• [Set problem]
Read the data and repeat all of it exactly.

• [Data excerpts]

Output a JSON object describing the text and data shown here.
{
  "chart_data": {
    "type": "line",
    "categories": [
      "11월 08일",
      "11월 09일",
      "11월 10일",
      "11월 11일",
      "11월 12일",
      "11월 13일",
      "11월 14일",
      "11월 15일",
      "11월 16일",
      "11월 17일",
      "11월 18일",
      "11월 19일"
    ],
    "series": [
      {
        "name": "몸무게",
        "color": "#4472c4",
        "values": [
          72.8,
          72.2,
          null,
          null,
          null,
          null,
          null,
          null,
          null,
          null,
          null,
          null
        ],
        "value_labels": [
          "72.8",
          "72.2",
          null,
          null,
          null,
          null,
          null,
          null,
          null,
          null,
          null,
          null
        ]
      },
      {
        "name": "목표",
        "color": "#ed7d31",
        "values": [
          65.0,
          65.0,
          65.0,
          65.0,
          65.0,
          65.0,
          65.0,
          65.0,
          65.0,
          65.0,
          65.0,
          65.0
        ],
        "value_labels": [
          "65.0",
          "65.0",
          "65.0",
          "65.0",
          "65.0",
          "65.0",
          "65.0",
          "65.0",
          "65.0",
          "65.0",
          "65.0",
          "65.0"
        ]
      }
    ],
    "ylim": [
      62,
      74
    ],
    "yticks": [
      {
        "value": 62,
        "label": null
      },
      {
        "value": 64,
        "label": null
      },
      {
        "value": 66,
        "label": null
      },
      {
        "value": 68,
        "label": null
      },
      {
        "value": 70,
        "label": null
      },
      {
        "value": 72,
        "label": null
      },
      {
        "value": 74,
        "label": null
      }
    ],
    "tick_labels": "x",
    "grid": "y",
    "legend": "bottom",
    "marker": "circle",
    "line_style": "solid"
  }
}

• [Written response]
Output a JSON object describing the text and data shown here.
{
  "chart_data": {
    "type": "line",
    "categories": [
      "11월 08일",
      "11월 09일",
      "11월 10일",
      "11월 11일",
      "11월 12일",
      "11월 13일",
      "11월 14일",
      "11월 15일",
      "11월 16일",
      "11월 17일",
      "11월 18일",
      "11월 19일"
    ],
    "series": [
      {
        "name": "몸무게",
        "color": "#4472c4",
        "values": [
          72.8,
          72.2,
          null,
          null,
          null,
          null,
          null,
          null,
          null,
          null,
          null,
          null
        ],
        "value_labels": [
          "72.8",
          "72.2",
          null,
          null,
          null,
          null,
          null,
          null,
          null,
          null,
          null,
          null
        ]
      },
      {
        "name": "목표",
        "color": "#ed7d31",
        "values": [
          65.0,
          65.0,
          65.0,
          65.0,
          65.0,
          65.0,
          65.0,
          65.0,
          65.0,
          65.0,
          65.0,
          65.0
        ],
        "value_labels": [
          "65.0",
          "65.0",
          "65.0",
          "65.0",
          "65.0",
          "65.0",
          "65.0",
          "65.0",
          "65.0",
          "65.0",
          "65.0",
          "65.0"
        ]
      }
    ],
    "ylim": [
      62,
      74
    ],
    "yticks": [
      {
        "value": 62,
        "label": null
      },
      {
        "value": 64,
        "label": null
      },
      {
        "value": 66,
        "label": null
      },
      {
        "value": 68,
        "label": null
      },
      {
        "value": 70,
        "label": null
      },
      {
        "value": 72,
        "label": null
      },
      {
        "value": 74,
        "label": null
      }
    ],
    "tick_labels": "x",
    "grid": "y",
    "legend": "bottom",
    "marker": "circle",
    "line_style": "solid"
  }
}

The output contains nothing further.